STATED TASK: Copy out every record below exactly as written, but leave out any pictures.

*** PROVIDED RECORDS ***

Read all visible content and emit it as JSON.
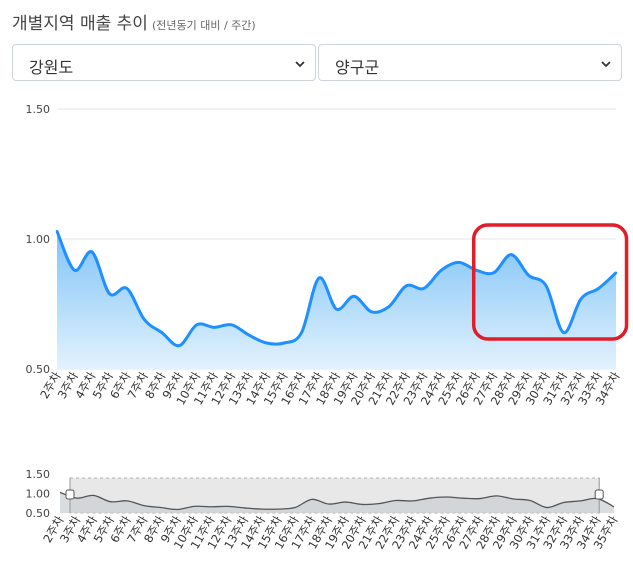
{
  "header": {
    "title": "개별지역 매출 추이",
    "subtitle": "(전년동기 대비 / 주간)"
  },
  "filters": {
    "province": {
      "value": "강원도"
    },
    "county": {
      "value": "양구군"
    }
  },
  "colors": {
    "line": "#1e90ff",
    "area_top": "#7ec3f7",
    "area_bottom": "#e3f2fd",
    "highlight": "#e11d2a",
    "navigator_line": "#555555",
    "navigator_fill": "#c9ced3"
  },
  "chart_data": {
    "type": "area",
    "y_ticks": [
      "1.50",
      "1.00",
      "0.50"
    ],
    "ylim": [
      0.5,
      1.5
    ],
    "grid": true,
    "x": [
      "2주차",
      "3주차",
      "4주차",
      "5주차",
      "6주차",
      "7주차",
      "8주차",
      "9주차",
      "10주차",
      "11주차",
      "12주차",
      "13주차",
      "14주차",
      "15주차",
      "16주차",
      "17주차",
      "18주차",
      "19주차",
      "20주차",
      "21주차",
      "22주차",
      "23주차",
      "24주차",
      "25주차",
      "26주차",
      "27주차",
      "28주차",
      "29주차",
      "30주차",
      "31주차",
      "32주차",
      "33주차",
      "34주차"
    ],
    "series": [
      {
        "values": [
          1.03,
          0.88,
          0.95,
          0.79,
          0.81,
          0.69,
          0.64,
          0.59,
          0.67,
          0.66,
          0.67,
          0.63,
          0.6,
          0.6,
          0.64,
          0.85,
          0.73,
          0.78,
          0.72,
          0.74,
          0.82,
          0.81,
          0.88,
          0.91,
          0.88,
          0.87,
          0.94,
          0.86,
          0.82,
          0.64,
          0.77,
          0.81,
          0.87
        ]
      }
    ],
    "highlight_range": [
      "27주차",
      "33주차"
    ],
    "navigator": {
      "y_ticks": [
        "1.50",
        "1.00",
        "0.50"
      ],
      "x": [
        "2주차",
        "3주차",
        "4주차",
        "5주차",
        "6주차",
        "7주차",
        "8주차",
        "9주차",
        "10주차",
        "11주차",
        "12주차",
        "13주차",
        "14주차",
        "15주차",
        "16주차",
        "17주차",
        "18주차",
        "19주차",
        "20주차",
        "21주차",
        "22주차",
        "23주차",
        "24주차",
        "25주차",
        "26주차",
        "27주차",
        "28주차",
        "29주차",
        "30주차",
        "31주차",
        "32주차",
        "33주차",
        "34주차",
        "35주차"
      ],
      "values": [
        1.03,
        0.88,
        0.95,
        0.79,
        0.81,
        0.69,
        0.64,
        0.59,
        0.67,
        0.66,
        0.67,
        0.63,
        0.6,
        0.6,
        0.64,
        0.85,
        0.73,
        0.78,
        0.72,
        0.74,
        0.82,
        0.81,
        0.88,
        0.91,
        0.88,
        0.87,
        0.94,
        0.86,
        0.82,
        0.64,
        0.77,
        0.81,
        0.87,
        0.66
      ],
      "selected_range": [
        "2주차",
        "34주차"
      ]
    }
  }
}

***

REPLY:
Read all visible content and emit it as JSON.
{
  "header": {
    "title": "개별지역 매출 추이",
    "subtitle": "(전년동기 대비 / 주간)"
  },
  "filters": {
    "province": {
      "value": "강원도"
    },
    "county": {
      "value": "양구군"
    }
  },
  "colors": {
    "line": "#1e90ff",
    "area_top": "#7ec3f7",
    "area_bottom": "#e3f2fd",
    "highlight": "#e11d2a",
    "navigator_line": "#555555",
    "navigator_fill": "#c9ced3"
  },
  "chart_data": {
    "type": "area",
    "y_ticks": [
      "1.50",
      "1.00",
      "0.50"
    ],
    "ylim": [
      0.5,
      1.5
    ],
    "grid": true,
    "x": [
      "2주차",
      "3주차",
      "4주차",
      "5주차",
      "6주차",
      "7주차",
      "8주차",
      "9주차",
      "10주차",
      "11주차",
      "12주차",
      "13주차",
      "14주차",
      "15주차",
      "16주차",
      "17주차",
      "18주차",
      "19주차",
      "20주차",
      "21주차",
      "22주차",
      "23주차",
      "24주차",
      "25주차",
      "26주차",
      "27주차",
      "28주차",
      "29주차",
      "30주차",
      "31주차",
      "32주차",
      "33주차",
      "34주차"
    ],
    "series": [
      {
        "values": [
          1.03,
          0.88,
          0.95,
          0.79,
          0.81,
          0.69,
          0.64,
          0.59,
          0.67,
          0.66,
          0.67,
          0.63,
          0.6,
          0.6,
          0.64,
          0.85,
          0.73,
          0.78,
          0.72,
          0.74,
          0.82,
          0.81,
          0.88,
          0.91,
          0.88,
          0.87,
          0.94,
          0.86,
          0.82,
          0.64,
          0.77,
          0.81,
          0.87
        ]
      }
    ],
    "highlight_range": [
      "27주차",
      "33주차"
    ],
    "navigator": {
      "y_ticks": [
        "1.50",
        "1.00",
        "0.50"
      ],
      "x": [
        "2주차",
        "3주차",
        "4주차",
        "5주차",
        "6주차",
        "7주차",
        "8주차",
        "9주차",
        "10주차",
        "11주차",
        "12주차",
        "13주차",
        "14주차",
        "15주차",
        "16주차",
        "17주차",
        "18주차",
        "19주차",
        "20주차",
        "21주차",
        "22주차",
        "23주차",
        "24주차",
        "25주차",
        "26주차",
        "27주차",
        "28주차",
        "29주차",
        "30주차",
        "31주차",
        "32주차",
        "33주차",
        "34주차",
        "35주차"
      ],
      "values": [
        1.03,
        0.88,
        0.95,
        0.79,
        0.81,
        0.69,
        0.64,
        0.59,
        0.67,
        0.66,
        0.67,
        0.63,
        0.6,
        0.6,
        0.64,
        0.85,
        0.73,
        0.78,
        0.72,
        0.74,
        0.82,
        0.81,
        0.88,
        0.91,
        0.88,
        0.87,
        0.94,
        0.86,
        0.82,
        0.64,
        0.77,
        0.81,
        0.87,
        0.66
      ],
      "selected_range": [
        "2주차",
        "34주차"
      ]
    }
  }
}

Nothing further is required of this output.